Task details →
Locate each line holding the string "from" and copy it.

== Stored rows

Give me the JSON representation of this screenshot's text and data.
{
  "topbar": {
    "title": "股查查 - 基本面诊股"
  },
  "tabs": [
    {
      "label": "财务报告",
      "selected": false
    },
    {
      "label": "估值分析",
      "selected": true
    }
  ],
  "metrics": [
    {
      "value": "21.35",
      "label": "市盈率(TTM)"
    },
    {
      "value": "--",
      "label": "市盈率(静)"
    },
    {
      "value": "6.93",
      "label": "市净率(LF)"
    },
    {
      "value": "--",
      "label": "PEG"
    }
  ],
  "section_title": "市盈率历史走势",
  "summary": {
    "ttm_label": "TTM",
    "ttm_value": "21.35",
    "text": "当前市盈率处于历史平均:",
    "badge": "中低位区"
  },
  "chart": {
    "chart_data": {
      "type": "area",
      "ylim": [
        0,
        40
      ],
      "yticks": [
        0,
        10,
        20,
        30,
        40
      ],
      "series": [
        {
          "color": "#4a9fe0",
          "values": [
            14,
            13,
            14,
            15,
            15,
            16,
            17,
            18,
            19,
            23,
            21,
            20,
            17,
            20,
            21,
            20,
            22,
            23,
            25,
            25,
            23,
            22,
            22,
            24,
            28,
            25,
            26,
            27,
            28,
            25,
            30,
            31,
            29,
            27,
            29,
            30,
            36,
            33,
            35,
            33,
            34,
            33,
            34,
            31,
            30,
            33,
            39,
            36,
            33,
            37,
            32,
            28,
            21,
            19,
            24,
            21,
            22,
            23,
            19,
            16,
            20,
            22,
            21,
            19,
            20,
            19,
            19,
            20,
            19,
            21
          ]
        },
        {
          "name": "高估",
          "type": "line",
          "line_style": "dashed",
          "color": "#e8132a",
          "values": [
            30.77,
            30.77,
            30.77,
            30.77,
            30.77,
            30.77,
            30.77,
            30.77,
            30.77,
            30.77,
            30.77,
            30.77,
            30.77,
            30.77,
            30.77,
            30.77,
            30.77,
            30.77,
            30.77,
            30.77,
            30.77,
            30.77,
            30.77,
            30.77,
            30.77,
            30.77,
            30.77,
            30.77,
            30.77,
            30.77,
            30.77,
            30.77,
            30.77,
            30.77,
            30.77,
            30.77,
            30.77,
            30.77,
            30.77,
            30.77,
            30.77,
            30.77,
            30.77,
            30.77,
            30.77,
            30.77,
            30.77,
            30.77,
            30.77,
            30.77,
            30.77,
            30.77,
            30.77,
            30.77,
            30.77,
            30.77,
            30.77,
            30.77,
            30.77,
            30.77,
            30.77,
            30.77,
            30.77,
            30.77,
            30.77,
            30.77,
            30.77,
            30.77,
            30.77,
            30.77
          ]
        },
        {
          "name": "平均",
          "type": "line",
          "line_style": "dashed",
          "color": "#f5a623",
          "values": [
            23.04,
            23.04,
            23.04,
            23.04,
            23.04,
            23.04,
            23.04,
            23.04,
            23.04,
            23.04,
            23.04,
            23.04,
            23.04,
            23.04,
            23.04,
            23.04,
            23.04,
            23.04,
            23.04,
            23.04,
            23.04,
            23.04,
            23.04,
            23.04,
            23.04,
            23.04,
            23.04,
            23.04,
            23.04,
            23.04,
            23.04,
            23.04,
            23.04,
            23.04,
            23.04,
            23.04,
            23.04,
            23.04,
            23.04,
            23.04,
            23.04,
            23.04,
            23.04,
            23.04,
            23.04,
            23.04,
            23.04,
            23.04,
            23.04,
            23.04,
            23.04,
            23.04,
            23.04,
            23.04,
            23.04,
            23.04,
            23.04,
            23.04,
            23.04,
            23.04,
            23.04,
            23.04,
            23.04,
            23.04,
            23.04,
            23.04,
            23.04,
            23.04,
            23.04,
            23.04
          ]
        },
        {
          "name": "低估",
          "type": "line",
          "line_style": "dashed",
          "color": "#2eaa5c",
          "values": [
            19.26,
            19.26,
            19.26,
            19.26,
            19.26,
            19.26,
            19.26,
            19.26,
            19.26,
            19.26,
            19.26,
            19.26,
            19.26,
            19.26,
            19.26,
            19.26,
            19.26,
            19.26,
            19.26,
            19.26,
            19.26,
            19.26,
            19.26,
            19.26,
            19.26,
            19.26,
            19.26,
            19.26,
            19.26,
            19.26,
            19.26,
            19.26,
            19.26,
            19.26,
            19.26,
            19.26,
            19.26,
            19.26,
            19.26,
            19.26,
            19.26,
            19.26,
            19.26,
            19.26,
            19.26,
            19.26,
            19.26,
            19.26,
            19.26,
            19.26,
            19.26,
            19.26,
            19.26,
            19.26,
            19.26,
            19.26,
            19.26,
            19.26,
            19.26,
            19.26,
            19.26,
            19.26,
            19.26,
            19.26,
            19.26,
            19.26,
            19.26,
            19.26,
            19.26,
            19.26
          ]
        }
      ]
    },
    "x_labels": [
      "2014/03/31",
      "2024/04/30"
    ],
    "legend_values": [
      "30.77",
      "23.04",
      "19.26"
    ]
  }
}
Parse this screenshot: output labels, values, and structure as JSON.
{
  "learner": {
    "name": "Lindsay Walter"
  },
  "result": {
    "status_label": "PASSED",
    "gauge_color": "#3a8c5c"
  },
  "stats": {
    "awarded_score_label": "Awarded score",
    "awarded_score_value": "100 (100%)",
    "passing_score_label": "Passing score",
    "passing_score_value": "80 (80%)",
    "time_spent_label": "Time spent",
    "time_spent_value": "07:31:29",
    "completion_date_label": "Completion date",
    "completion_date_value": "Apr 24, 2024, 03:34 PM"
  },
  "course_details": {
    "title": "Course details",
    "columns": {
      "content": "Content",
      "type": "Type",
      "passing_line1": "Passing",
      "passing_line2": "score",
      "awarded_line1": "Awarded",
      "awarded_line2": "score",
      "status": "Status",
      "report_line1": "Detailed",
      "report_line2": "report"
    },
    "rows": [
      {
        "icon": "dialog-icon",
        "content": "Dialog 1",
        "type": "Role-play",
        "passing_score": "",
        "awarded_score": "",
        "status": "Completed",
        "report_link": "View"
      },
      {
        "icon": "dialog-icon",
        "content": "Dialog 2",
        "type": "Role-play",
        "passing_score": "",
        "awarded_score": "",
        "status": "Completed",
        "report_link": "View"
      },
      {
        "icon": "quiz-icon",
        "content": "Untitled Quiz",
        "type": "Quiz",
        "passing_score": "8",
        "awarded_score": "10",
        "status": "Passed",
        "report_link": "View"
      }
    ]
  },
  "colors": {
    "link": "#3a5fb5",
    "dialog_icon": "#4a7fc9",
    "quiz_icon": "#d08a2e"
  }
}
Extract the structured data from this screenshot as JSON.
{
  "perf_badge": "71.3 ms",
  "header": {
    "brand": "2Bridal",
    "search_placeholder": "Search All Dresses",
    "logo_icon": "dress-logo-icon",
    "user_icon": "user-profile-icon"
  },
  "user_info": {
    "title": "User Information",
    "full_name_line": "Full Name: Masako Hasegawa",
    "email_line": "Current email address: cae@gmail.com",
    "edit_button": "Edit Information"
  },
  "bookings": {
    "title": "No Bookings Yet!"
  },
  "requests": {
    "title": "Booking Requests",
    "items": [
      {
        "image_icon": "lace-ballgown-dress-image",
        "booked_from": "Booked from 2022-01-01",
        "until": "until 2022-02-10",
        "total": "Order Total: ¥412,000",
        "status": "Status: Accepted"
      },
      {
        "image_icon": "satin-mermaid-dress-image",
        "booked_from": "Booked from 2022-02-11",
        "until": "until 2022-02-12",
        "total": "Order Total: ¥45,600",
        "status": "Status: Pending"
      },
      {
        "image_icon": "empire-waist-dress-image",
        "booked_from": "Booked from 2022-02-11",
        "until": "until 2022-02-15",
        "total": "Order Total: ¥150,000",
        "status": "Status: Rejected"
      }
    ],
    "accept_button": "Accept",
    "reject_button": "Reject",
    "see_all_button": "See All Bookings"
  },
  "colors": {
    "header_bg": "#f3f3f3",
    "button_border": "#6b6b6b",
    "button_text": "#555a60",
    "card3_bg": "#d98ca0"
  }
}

====

Reply →
Extract the structured data from this screenshot as JSON.
        "booked_from": "Booked from 2022-01-01",
        "booked_from": "Booked from 2022-02-11",
        "booked_from": "Booked from 2022-02-11",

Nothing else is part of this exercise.